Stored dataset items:
_ _ _ _ _ _ _
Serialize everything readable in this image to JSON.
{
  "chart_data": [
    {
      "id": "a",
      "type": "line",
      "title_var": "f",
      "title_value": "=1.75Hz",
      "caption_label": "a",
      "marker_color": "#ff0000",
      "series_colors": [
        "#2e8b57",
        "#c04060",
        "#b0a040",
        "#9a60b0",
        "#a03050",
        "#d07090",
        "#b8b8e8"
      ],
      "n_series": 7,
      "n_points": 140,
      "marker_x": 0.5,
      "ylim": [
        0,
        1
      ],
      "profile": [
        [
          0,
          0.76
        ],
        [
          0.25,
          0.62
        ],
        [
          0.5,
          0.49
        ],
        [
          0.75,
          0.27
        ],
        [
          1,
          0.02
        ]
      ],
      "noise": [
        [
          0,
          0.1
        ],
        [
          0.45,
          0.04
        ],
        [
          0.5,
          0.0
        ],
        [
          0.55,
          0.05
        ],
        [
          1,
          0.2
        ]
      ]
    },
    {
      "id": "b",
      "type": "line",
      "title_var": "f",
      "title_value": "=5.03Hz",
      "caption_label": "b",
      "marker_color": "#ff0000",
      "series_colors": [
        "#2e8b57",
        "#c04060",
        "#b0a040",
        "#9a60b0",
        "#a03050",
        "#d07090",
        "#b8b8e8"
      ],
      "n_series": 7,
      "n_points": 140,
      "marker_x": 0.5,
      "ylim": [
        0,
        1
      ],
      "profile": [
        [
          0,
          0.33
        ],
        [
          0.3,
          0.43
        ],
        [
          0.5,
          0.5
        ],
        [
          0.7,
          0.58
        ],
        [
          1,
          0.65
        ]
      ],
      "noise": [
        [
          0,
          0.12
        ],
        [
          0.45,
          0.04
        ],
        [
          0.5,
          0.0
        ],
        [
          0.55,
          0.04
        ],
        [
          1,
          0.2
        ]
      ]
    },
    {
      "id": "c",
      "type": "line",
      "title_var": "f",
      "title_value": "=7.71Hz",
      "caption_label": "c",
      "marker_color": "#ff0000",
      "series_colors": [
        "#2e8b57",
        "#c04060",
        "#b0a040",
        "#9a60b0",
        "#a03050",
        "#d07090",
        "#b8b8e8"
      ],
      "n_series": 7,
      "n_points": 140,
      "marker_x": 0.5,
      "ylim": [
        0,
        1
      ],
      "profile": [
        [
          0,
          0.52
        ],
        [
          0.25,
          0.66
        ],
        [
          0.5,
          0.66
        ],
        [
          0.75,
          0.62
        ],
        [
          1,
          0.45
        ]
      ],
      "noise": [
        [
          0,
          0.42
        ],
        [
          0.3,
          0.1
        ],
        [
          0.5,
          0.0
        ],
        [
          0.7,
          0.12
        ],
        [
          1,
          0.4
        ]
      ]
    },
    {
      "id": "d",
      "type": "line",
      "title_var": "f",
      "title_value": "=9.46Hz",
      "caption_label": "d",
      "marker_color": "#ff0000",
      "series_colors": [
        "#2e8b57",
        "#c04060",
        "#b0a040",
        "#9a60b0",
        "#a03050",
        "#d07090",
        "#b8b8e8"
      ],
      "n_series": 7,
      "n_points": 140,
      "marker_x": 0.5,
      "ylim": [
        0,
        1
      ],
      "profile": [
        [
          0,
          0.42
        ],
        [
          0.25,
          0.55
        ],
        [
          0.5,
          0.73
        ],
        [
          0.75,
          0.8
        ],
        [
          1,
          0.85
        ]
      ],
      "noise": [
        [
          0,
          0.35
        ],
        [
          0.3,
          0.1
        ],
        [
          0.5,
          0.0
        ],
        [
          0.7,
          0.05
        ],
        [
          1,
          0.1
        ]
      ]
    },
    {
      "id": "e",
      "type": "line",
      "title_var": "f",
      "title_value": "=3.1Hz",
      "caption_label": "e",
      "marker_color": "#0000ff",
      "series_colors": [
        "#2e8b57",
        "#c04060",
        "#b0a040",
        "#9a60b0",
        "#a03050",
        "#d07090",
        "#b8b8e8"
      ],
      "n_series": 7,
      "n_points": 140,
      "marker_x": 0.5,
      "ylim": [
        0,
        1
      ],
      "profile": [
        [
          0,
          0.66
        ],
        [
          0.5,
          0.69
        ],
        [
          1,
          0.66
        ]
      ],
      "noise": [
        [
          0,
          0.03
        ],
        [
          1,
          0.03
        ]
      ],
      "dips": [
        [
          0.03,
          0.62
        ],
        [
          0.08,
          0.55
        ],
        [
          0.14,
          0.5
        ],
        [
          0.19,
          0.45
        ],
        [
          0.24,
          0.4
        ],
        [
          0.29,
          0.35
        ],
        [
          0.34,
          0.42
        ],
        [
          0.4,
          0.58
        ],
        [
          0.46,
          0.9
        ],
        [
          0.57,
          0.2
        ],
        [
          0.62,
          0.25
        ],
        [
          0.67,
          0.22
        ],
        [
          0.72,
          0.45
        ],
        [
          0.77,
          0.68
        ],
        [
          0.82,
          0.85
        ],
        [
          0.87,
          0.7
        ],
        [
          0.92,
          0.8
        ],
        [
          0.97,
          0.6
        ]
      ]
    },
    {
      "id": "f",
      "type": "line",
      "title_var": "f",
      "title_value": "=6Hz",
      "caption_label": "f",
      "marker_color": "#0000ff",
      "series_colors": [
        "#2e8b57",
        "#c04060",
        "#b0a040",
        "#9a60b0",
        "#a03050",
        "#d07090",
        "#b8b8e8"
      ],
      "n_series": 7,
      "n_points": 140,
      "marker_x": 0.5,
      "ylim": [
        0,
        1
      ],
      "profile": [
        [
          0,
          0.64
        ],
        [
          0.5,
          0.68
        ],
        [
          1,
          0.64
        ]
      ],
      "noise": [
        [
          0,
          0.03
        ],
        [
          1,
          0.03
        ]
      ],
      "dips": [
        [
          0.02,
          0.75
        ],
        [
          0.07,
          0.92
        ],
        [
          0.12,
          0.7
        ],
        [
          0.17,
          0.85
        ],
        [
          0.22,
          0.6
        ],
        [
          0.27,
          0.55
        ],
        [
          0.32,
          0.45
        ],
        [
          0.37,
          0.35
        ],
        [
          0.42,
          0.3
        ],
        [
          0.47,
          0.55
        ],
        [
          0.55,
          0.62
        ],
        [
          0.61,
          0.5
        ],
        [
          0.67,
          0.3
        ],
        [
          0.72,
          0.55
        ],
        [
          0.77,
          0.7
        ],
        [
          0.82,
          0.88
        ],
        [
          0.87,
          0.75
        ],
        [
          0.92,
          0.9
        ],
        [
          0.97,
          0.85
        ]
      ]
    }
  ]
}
_ _ _ _ _ _ _
STATED PROBLEM: Repeat every line of the data, exactly and in full.

THE OUTPUT:
Serialize everything readable in this image to JSON.
{
  "chart_data": [
    {
      "id": "a",
      "type": "line",
      "title_var": "f",
      "title_value": "=1.75Hz",
      "caption_label": "a",
      "marker_color": "#ff0000",
      "series_colors": [
        "#2e8b57",
        "#c04060",
        "#b0a040",
        "#9a60b0",
        "#a03050",
        "#d07090",
        "#b8b8e8"
      ],
      "n_series": 7,
      "n_points": 140,
      "marker_x": 0.5,
      "ylim": [
        0,
        1
      ],
      "profile": [
        [
          0,
          0.76
        ],
        [
          0.25,
          0.62
        ],
        [
          0.5,
          0.49
        ],
        [
          0.75,
          0.27
        ],
        [
          1,
          0.02
        ]
      ],
      "noise": [
        [
          0,
          0.1
        ],
        [
          0.45,
          0.04
        ],
        [
          0.5,
          0.0
        ],
        [
          0.55,
          0.05
        ],
        [
          1,
          0.2
        ]
      ]
    },
    {
      "id": "b",
      "type": "line",
      "title_var": "f",
      "title_value": "=5.03Hz",
      "caption_label": "b",
      "marker_color": "#ff0000",
      "series_colors": [
        "#2e8b57",
        "#c04060",
        "#b0a040",
        "#9a60b0",
        "#a03050",
        "#d07090",
        "#b8b8e8"
      ],
      "n_series": 7,
      "n_points": 140,
      "marker_x": 0.5,
      "ylim": [
        0,
        1
      ],
      "profile": [
        [
          0,
          0.33
        ],
        [
          0.3,
          0.43
        ],
        [
          0.5,
          0.5
        ],
        [
          0.7,
          0.58
        ],
        [
          1,
          0.65
        ]
      ],
      "noise": [
        [
          0,
          0.12
        ],
        [
          0.45,
          0.04
        ],
        [
          0.5,
          0.0
        ],
        [
          0.55,
          0.04
        ],
        [
          1,
          0.2
        ]
      ]
    },
    {
      "id": "c",
      "type": "line",
      "title_var": "f",
      "title_value": "=7.71Hz",
      "caption_label": "c",
      "marker_color": "#ff0000",
      "series_colors": [
        "#2e8b57",
        "#c04060",
        "#b0a040",
        "#9a60b0",
        "#a03050",
        "#d07090",
        "#b8b8e8"
      ],
      "n_series": 7,
      "n_points": 140,
      "marker_x": 0.5,
      "ylim": [
        0,
        1
      ],
      "profile": [
        [
          0,
          0.52
        ],
        [
          0.25,
          0.66
        ],
        [
          0.5,
          0.66
        ],
        [
          0.75,
          0.62
        ],
        [
          1,
          0.45
        ]
      ],
      "noise": [
        [
          0,
          0.42
        ],
        [
          0.3,
          0.1
        ],
        [
          0.5,
          0.0
        ],
        [
          0.7,
          0.12
        ],
        [
          1,
          0.4
        ]
      ]
    },
    {
      "id": "d",
      "type": "line",
      "title_var": "f",
      "title_value": "=9.46Hz",
      "caption_label": "d",
      "marker_color": "#ff0000",
      "series_colors": [
        "#2e8b57",
        "#c04060",
        "#b0a040",
        "#9a60b0",
        "#a03050",
        "#d07090",
        "#b8b8e8"
      ],
      "n_series": 7,
      "n_points": 140,
      "marker_x": 0.5,
      "ylim": [
        0,
        1
      ],
      "profile": [
        [
          0,
          0.42
        ],
        [
          0.25,
          0.55
        ],
        [
          0.5,
          0.73
        ],
        [
          0.75,
          0.8
        ],
        [
          1,
          0.85
        ]
      ],
      "noise": [
        [
          0,
          0.35
        ],
        [
          0.3,
          0.1
        ],
        [
          0.5,
          0.0
        ],
        [
          0.7,
          0.05
        ],
        [
          1,
          0.1
        ]
      ]
    },
    {
      "id": "e",
      "type": "line",
      "title_var": "f",
      "title_value": "=3.1Hz",
      "caption_label": "e",
      "marker_color": "#0000ff",
      "series_colors": [
        "#2e8b57",
        "#c04060",
        "#b0a040",
        "#9a60b0",
        "#a03050",
        "#d07090",
        "#b8b8e8"
      ],
      "n_series": 7,
      "n_points": 140,
      "marker_x": 0.5,
      "ylim": [
        0,
        1
      ],
      "profile": [
        [
          0,
          0.66
        ],
        [
          0.5,
          0.69
        ],
        [
          1,
          0.66
        ]
      ],
      "noise": [
        [
          0,
          0.03
        ],
        [
          1,
          0.03
        ]
      ],
      "dips": [
        [
          0.03,
          0.62
        ],
        [
          0.08,
          0.55
        ],
        [
          0.14,
          0.5
        ],
        [
          0.19,
          0.45
        ],
        [
          0.24,
          0.4
        ],
        [
          0.29,
          0.35
        ],
        [
          0.34,
          0.42
        ],
        [
          0.4,
          0.58
        ],
        [
          0.46,
          0.9
        ],
        [
          0.57,
          0.2
        ],
        [
          0.62,
          0.25
        ],
        [
          0.67,
          0.22
        ],
        [
          0.72,
          0.45
        ],
        [
          0.77,
          0.68
        ],
        [
          0.82,
          0.85
        ],
        [
          0.87,
          0.7
        ],
        [
          0.92,
          0.8
        ],
        [
          0.97,
          0.6
        ]
      ]
    },
    {
      "id": "f",
      "type": "line",
      "title_var": "f",
      "title_value": "=6Hz",
      "caption_label": "f",
      "marker_color": "#0000ff",
      "series_colors": [
        "#2e8b57",
        "#c04060",
        "#b0a040",
        "#9a60b0",
        "#a03050",
        "#d07090",
        "#b8b8e8"
      ],
      "n_series": 7,
      "n_points": 140,
      "marker_x": 0.5,
      "ylim": [
        0,
        1
      ],
      "profile": [
        [
          0,
          0.64
        ],
        [
          0.5,
          0.68
        ],
        [
          1,
          0.64
        ]
      ],
      "noise": [
        [
          0,
          0.03
        ],
        [
          1,
          0.03
        ]
      ],
      "dips": [
        [
          0.02,
          0.75
        ],
        [
          0.07,
          0.92
        ],
        [
          0.12,
          0.7
        ],
        [
          0.17,
          0.85
        ],
        [
          0.22,
          0.6
        ],
        [
          0.27,
          0.55
        ],
        [
          0.32,
          0.45
        ],
        [
          0.37,
          0.35
        ],
        [
          0.42,
          0.3
        ],
        [
          0.47,
          0.55
        ],
        [
          0.55,
          0.62
        ],
        [
          0.61,
          0.5
        ],
        [
          0.67,
          0.3
        ],
        [
          0.72,
          0.55
        ],
        [
          0.77,
          0.7
        ],
        [
          0.82,
          0.88
        ],
        [
          0.87,
          0.75
        ],
        [
          0.92,
          0.9
        ],
        [
          0.97,
          0.85
        ]
      ]
    }
  ]
}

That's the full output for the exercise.